* BEGIN *
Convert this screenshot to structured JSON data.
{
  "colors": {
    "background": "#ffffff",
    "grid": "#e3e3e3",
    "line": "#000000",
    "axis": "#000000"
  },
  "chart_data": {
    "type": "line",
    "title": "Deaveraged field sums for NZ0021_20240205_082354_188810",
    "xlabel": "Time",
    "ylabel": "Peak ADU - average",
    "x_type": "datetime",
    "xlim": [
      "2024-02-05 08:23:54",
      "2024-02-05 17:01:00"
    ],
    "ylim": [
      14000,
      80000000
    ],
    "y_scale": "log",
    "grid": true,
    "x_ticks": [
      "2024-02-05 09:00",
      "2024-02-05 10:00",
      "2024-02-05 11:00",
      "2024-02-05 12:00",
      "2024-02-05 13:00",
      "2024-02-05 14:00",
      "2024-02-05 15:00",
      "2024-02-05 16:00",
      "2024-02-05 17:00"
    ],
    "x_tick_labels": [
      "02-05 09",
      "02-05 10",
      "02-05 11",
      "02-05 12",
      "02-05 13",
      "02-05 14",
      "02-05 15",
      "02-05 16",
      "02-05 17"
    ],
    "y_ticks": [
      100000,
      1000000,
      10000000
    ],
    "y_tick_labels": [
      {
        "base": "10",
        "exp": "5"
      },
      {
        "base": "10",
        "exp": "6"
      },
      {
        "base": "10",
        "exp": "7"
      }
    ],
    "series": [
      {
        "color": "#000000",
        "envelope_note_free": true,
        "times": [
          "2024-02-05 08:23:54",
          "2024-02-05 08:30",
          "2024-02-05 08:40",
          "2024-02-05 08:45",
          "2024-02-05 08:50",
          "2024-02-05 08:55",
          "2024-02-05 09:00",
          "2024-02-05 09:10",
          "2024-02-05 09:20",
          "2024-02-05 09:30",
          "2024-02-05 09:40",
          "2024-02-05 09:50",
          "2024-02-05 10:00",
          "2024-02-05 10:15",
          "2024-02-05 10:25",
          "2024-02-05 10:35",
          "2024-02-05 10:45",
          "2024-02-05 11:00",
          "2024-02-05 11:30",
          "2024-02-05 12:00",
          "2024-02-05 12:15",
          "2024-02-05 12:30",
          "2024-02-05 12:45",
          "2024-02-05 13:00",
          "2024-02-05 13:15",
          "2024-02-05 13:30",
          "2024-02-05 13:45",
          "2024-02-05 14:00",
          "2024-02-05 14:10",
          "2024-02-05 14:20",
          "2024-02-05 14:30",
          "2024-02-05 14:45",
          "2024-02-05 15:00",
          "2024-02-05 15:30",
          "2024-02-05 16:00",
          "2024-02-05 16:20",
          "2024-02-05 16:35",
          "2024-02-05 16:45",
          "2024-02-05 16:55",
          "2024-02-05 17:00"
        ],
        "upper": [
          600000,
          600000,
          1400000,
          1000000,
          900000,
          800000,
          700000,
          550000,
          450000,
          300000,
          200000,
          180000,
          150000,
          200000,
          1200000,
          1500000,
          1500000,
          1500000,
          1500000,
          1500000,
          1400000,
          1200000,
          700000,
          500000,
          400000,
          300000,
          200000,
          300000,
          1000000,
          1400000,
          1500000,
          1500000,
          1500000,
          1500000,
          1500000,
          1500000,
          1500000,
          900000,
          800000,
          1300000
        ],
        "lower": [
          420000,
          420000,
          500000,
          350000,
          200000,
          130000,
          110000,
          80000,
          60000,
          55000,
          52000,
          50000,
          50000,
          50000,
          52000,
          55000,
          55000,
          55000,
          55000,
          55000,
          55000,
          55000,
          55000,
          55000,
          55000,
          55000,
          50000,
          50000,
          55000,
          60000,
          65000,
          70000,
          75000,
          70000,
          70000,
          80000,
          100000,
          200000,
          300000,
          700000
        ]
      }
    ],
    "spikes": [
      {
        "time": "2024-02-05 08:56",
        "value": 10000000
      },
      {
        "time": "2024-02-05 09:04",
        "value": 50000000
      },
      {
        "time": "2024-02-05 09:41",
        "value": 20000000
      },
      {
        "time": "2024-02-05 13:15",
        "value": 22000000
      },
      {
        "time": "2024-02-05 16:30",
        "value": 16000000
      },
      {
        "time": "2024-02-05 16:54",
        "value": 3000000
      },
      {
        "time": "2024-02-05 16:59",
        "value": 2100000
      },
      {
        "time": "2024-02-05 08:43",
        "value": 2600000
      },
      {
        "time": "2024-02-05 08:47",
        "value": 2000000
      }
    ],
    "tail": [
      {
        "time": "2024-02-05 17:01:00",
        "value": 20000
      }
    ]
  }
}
* END *
### INSTRUCTIONS FOR THE TASK
Transcribe the records above exactly as they appear.

### FINAL RESULT
Convert this screenshot to structured JSON data.
{
  "colors": {
    "background": "#ffffff",
    "grid": "#e3e3e3",
    "line": "#000000",
    "axis": "#000000"
  },
  "chart_data": {
    "type": "line",
    "title": "Deaveraged field sums for NZ0021_20240205_082354_188810",
    "xlabel": "Time",
    "ylabel": "Peak ADU - average",
    "x_type": "datetime",
    "xlim": [
      "2024-02-05 08:23:54",
      "2024-02-05 17:01:00"
    ],
    "ylim": [
      14000,
      80000000
    ],
    "y_scale": "log",
    "grid": true,
    "x_ticks": [
      "2024-02-05 09:00",
      "2024-02-05 10:00",
      "2024-02-05 11:00",
      "2024-02-05 12:00",
      "2024-02-05 13:00",
      "2024-02-05 14:00",
      "2024-02-05 15:00",
      "2024-02-05 16:00",
      "2024-02-05 17:00"
    ],
    "x_tick_labels": [
      "02-05 09",
      "02-05 10",
      "02-05 11",
      "02-05 12",
      "02-05 13",
      "02-05 14",
      "02-05 15",
      "02-05 16",
      "02-05 17"
    ],
    "y_ticks": [
      100000,
      1000000,
      10000000
    ],
    "y_tick_labels": [
      {
        "base": "10",
        "exp": "5"
      },
      {
        "base": "10",
        "exp": "6"
      },
      {
        "base": "10",
        "exp": "7"
      }
    ],
    "series": [
      {
        "color": "#000000",
        "envelope_note_free": true,
        "times": [
          "2024-02-05 08:23:54",
          "2024-02-05 08:30",
          "2024-02-05 08:40",
          "2024-02-05 08:45",
          "2024-02-05 08:50",
          "2024-02-05 08:55",
          "2024-02-05 09:00",
          "2024-02-05 09:10",
          "2024-02-05 09:20",
          "2024-02-05 09:30",
          "2024-02-05 09:40",
          "2024-02-05 09:50",
          "2024-02-05 10:00",
          "2024-02-05 10:15",
          "2024-02-05 10:25",
          "2024-02-05 10:35",
          "2024-02-05 10:45",
          "2024-02-05 11:00",
          "2024-02-05 11:30",
          "2024-02-05 12:00",
          "2024-02-05 12:15",
          "2024-02-05 12:30",
          "2024-02-05 12:45",
          "2024-02-05 13:00",
          "2024-02-05 13:15",
          "2024-02-05 13:30",
          "2024-02-05 13:45",
          "2024-02-05 14:00",
          "2024-02-05 14:10",
          "2024-02-05 14:20",
          "2024-02-05 14:30",
          "2024-02-05 14:45",
          "2024-02-05 15:00",
          "2024-02-05 15:30",
          "2024-02-05 16:00",
          "2024-02-05 16:20",
          "2024-02-05 16:35",
          "2024-02-05 16:45",
          "2024-02-05 16:55",
          "2024-02-05 17:00"
        ],
        "upper": [
          600000,
          600000,
          1400000,
          1000000,
          900000,
          800000,
          700000,
          550000,
          450000,
          300000,
          200000,
          180000,
          150000,
          200000,
          1200000,
          1500000,
          1500000,
          1500000,
          1500000,
          1500000,
          1400000,
          1200000,
          700000,
          500000,
          400000,
          300000,
          200000,
          300000,
          1000000,
          1400000,
          1500000,
          1500000,
          1500000,
          1500000,
          1500000,
          1500000,
          1500000,
          900000,
          800000,
          1300000
        ],
        "lower": [
          420000,
          420000,
          500000,
          350000,
          200000,
          130000,
          110000,
          80000,
          60000,
          55000,
          52000,
          50000,
          50000,
          50000,
          52000,
          55000,
          55000,
          55000,
          55000,
          55000,
          55000,
          55000,
          55000,
          55000,
          55000,
          55000,
          50000,
          50000,
          55000,
          60000,
          65000,
          70000,
          75000,
          70000,
          70000,
          80000,
          100000,
          200000,
          300000,
          700000
        ]
      }
    ],
    "spikes": [
      {
        "time": "2024-02-05 08:56",
        "value": 10000000
      },
      {
        "time": "2024-02-05 09:04",
        "value": 50000000
      },
      {
        "time": "2024-02-05 09:41",
        "value": 20000000
      },
      {
        "time": "2024-02-05 13:15",
        "value": 22000000
      },
      {
        "time": "2024-02-05 16:30",
        "value": 16000000
      },
      {
        "time": "2024-02-05 16:54",
        "value": 3000000
      },
      {
        "time": "2024-02-05 16:59",
        "value": 2100000
      },
      {
        "time": "2024-02-05 08:43",
        "value": 2600000
      },
      {
        "time": "2024-02-05 08:47",
        "value": 2000000
      }
    ],
    "tail": [
      {
        "time": "2024-02-05 17:01:00",
        "value": 20000
      }
    ]
  }
}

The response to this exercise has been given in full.